▸ Problem description
Extract all data as written.

▸ Dataset

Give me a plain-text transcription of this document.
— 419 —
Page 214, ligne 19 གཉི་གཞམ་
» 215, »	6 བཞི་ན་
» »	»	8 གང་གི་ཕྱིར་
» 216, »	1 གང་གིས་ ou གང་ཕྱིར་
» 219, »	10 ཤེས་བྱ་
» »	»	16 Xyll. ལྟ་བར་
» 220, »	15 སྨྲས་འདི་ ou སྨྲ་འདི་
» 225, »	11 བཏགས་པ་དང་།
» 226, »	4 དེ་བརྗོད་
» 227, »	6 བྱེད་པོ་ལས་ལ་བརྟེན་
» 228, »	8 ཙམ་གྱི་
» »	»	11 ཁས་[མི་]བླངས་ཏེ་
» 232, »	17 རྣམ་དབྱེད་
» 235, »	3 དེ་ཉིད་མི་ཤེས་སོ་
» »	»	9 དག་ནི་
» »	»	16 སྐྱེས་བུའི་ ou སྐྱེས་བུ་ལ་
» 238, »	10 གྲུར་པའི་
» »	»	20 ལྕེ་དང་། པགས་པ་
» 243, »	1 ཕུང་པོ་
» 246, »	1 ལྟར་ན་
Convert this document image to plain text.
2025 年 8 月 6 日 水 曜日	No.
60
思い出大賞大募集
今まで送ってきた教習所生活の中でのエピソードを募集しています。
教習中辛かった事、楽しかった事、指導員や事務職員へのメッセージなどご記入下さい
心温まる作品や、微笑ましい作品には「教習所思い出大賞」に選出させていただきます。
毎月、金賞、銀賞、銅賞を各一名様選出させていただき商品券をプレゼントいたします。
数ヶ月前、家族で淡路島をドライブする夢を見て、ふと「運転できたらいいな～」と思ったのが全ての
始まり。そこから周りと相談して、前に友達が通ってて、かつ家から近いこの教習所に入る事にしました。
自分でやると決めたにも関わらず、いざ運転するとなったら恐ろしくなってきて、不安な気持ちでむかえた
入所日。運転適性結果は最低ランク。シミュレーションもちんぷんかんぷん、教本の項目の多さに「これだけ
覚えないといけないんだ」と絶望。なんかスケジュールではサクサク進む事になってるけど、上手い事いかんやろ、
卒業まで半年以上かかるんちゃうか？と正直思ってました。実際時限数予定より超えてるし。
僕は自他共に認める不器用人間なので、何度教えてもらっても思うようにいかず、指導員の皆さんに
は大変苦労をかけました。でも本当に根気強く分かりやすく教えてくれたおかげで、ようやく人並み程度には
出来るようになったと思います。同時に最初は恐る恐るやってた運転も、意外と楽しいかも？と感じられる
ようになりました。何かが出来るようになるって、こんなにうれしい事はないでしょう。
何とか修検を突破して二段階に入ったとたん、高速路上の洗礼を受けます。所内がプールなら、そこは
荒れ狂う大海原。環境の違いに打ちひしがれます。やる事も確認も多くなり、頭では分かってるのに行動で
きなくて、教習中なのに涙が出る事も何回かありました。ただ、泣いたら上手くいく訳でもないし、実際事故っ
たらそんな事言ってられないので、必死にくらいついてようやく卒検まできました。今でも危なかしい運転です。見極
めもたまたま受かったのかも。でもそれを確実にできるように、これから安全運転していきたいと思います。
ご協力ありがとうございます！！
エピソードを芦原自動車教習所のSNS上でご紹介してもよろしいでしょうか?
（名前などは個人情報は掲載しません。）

▸ Answer to this exercise
Give me a plain-text transcription of this document.
— 419 —
Page 214, ligne 19 གཉི་གཞམ་
» 215, »	6 བཞི་ན་
» »	»	8 གང་གི་ཕྱིར་
» 216, »	1 གང་གིས་ ou གང་ཕྱིར་
» 219, »	10 ཤེས་བྱ་
» »	»	16 Xyll. ལྟ་བར་
» 220, »	15 སྨྲས་འདི་ ou སྨྲ་འདི་
» 225, »	11 བཏགས་པ་དང་།
» 226, »	4 དེ་བརྗོད་
» 227, »	6 བྱེད་པོ་ལས་ལ་བརྟེན་
» 228, »	8 ཙམ་གྱི་
» »	»	11 ཁས་[མི་]བླངས་ཏེ་
» 232, »	17 རྣམ་དབྱེད་
» 235, »	3 དེ་ཉིད་མི་ཤེས་སོ་
» »	»	9 དག་ནི་
» »	»	16 སྐྱེས་བུའི་ ou སྐྱེས་བུ་ལ་
» 238, »	10 གྲུར་པའི་
» »	»	20 ལྕེ་དང་། པགས་པ་
» 243, »	1 ཕུང་པོ་
» 246, »	1 ལྟར་ན་
Convert this document image to plain text.
2025 年 8 月 6 日 水 曜日	No.
60
思い出大賞大募集
今まで送ってきた教習所生活の中でのエピソードを募集しています。
教習中辛かった事、楽しかった事、指導員や事務職員へのメッセージなどご記入下さい
心温まる作品や、微笑ましい作品には「教習所思い出大賞」に選出させていただきます。
毎月、金賞、銀賞、銅賞を各一名様選出させていただき商品券をプレゼントいたします。
数ヶ月前、家族で淡路島をドライブする夢を見て、ふと「運転できたらいいな～」と思ったのが全ての
始まり。そこから周りと相談して、前に友達が通ってて、かつ家から近いこの教習所に入る事にしました。
自分でやると決めたにも関わらず、いざ運転するとなったら恐ろしくなってきて、不安な気持ちでむかえた
入所日。運転適性結果は最低ランク。シミュレーションもちんぷんかんぷん、教本の項目の多さに「これだけ
覚えないといけないんだ」と絶望。なんかスケジュールではサクサク進む事になってるけど、上手い事いかんやろ、
卒業まで半年以上かかるんちゃうか？と正直思ってました。実際時限数予定より超えてるし。
僕は自他共に認める不器用人間なので、何度教えてもらっても思うようにいかず、指導員の皆さんに
は大変苦労をかけました。でも本当に根気強く分かりやすく教えてくれたおかげで、ようやく人並み程度には
出来るようになったと思います。同時に最初は恐る恐るやってた運転も、意外と楽しいかも？と感じられる
ようになりました。何かが出来るようになるって、こんなにうれしい事はないでしょう。
何とか修検を突破して二段階に入ったとたん、高速路上の洗礼を受けます。所内がプールなら、そこは
荒れ狂う大海原。環境の違いに打ちひしがれます。やる事も確認も多くなり、頭では分かってるのに行動で
きなくて、教習中なのに涙が出る事も何回かありました。ただ、泣いたら上手くいく訳でもないし、実際事故っ
たらそんな事言ってられないので、必死にくらいついてようやく卒検まできました。今でも危なかしい運転です。見極
めもたまたま受かったのかも。でもそれを確実にできるように、これから安全運転していきたいと思います。
ご協力ありがとうございます！！
エピソードを芦原自動車教習所のSNS上でご紹介してもよろしいでしょうか?
（名前などは個人情報は掲載しません。）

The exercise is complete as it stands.